## Written task
Write the entries below out again exactly; any picture in them stays out.

** BEGIN Records shown **

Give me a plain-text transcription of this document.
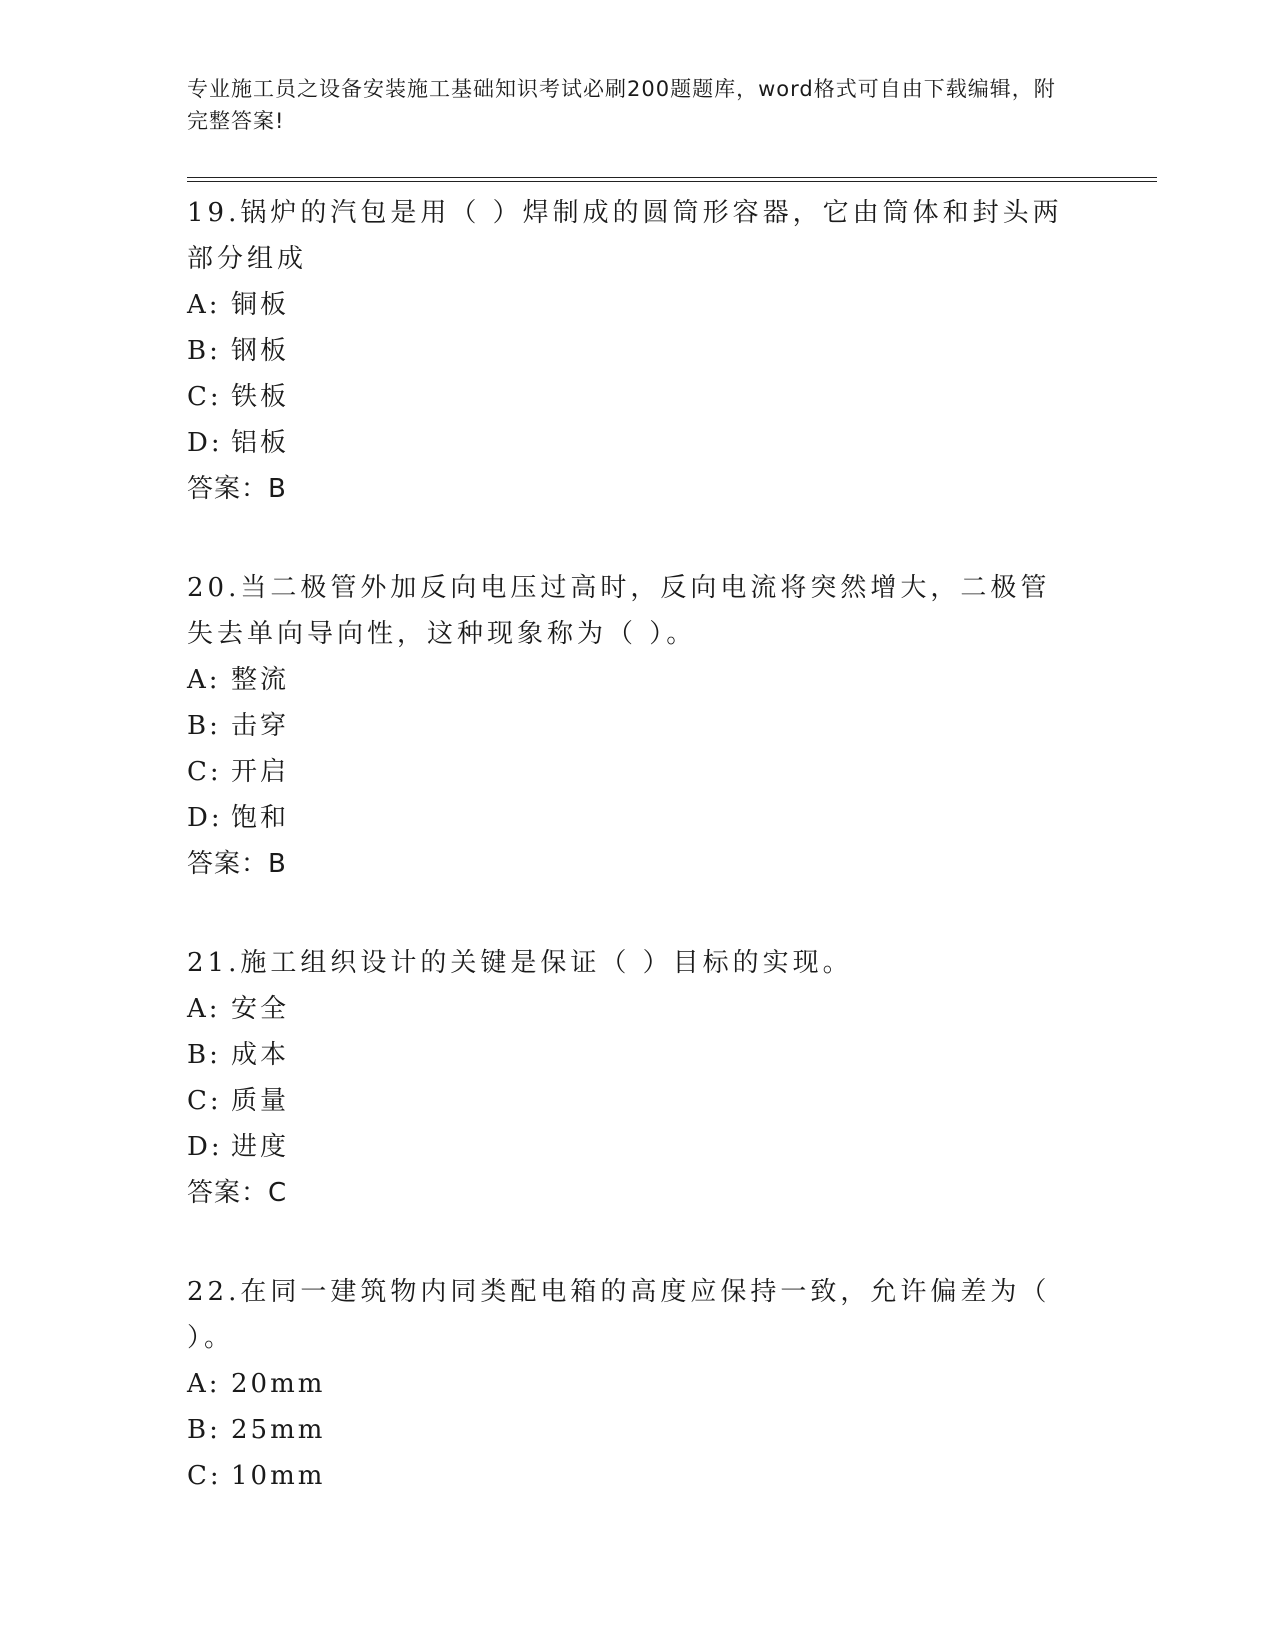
专业施工员之设备安装施工基础知识考试必刷200题题库，word格式可自由下载编辑，附完整答案!
19.锅炉的汽包是用（ ）焊制成的圆筒形容器，它由筒体和封头两部分组成
A: 铜板
B: 钢板
C: 铁板
D: 铝板
答案：B
20.当二极管外加反向电压过高时，反向电流将突然增大，二极管失去单向导向性，这种现象称为（ ）。
A: 整流
B: 击穿
C: 开启
D: 饱和
答案：B
21.施工组织设计的关键是保证（ ）目标的实现。
A: 安全
B: 成本
C: 质量
D: 进度
答案：C
22.在同一建筑物内同类配电箱的高度应保持一致，允许偏差为（ ）。
A: 20mm
B: 25mm
C: 10mm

** END Records shown **

## Output of the task
Give me a plain-text transcription of this document.
专业施工员之设备安装施工基础知识考试必刷200题题库，word格式可自由下载编辑，附完整答案!
19.锅炉的汽包是用（ ）焊制成的圆筒形容器，它由筒体和封头两部分组成
A: 铜板
B: 钢板
C: 铁板
D: 铝板
答案：B
20.当二极管外加反向电压过高时，反向电流将突然增大，二极管失去单向导向性，这种现象称为（ ）。
A: 整流
B: 击穿
C: 开启
D: 饱和
答案：B
21.施工组织设计的关键是保证（ ）目标的实现。
A: 安全
B: 成本
C: 质量
D: 进度
答案：C
22.在同一建筑物内同类配电箱的高度应保持一致，允许偏差为（ ）。
A: 20mm
B: 25mm
C: 10mm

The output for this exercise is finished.